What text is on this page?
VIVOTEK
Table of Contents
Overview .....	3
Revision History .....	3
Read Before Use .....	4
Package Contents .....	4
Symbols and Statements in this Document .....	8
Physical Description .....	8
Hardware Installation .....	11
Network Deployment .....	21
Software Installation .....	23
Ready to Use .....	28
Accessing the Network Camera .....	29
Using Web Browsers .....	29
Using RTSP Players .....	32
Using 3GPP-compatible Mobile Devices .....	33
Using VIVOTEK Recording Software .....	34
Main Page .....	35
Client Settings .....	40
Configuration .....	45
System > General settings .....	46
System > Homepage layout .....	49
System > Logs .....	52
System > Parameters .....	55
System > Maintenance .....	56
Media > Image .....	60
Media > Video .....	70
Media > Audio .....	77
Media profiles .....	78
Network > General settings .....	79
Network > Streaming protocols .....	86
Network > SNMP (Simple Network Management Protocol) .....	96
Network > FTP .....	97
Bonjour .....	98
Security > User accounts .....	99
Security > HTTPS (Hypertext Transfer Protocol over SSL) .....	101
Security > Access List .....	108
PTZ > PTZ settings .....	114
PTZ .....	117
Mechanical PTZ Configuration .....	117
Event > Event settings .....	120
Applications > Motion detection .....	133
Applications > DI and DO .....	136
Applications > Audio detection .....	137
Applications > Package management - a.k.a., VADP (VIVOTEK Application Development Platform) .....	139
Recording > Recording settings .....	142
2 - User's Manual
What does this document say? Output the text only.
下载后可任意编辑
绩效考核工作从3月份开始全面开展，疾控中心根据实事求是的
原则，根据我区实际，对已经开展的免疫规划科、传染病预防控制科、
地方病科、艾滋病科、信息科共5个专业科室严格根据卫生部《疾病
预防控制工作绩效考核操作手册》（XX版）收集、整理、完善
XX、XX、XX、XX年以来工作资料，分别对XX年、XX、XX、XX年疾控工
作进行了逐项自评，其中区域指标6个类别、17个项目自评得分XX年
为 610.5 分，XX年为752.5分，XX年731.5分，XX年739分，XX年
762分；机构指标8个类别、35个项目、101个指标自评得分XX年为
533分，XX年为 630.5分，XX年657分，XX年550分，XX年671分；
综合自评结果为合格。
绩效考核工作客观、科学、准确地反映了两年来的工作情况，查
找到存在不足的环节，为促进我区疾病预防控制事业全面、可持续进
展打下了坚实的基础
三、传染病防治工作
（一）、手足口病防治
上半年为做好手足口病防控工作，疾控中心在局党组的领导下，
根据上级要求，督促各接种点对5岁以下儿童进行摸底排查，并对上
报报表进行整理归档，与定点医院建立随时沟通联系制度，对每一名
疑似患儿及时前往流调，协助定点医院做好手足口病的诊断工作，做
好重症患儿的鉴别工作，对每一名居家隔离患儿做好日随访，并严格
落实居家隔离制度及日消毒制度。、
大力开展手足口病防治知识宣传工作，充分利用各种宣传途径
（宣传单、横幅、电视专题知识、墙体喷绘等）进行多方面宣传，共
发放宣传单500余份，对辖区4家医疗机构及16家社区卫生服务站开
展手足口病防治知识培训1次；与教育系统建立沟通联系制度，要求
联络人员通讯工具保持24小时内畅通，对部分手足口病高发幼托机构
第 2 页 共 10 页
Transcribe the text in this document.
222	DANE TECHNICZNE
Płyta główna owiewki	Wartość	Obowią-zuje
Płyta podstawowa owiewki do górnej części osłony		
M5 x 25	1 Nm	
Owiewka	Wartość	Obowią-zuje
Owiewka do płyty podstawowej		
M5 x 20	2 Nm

#####

__AIM OF THE TASK__
Of the lines in the entries, how many include the word "Media"? State only the number.

__OUTPUT__
4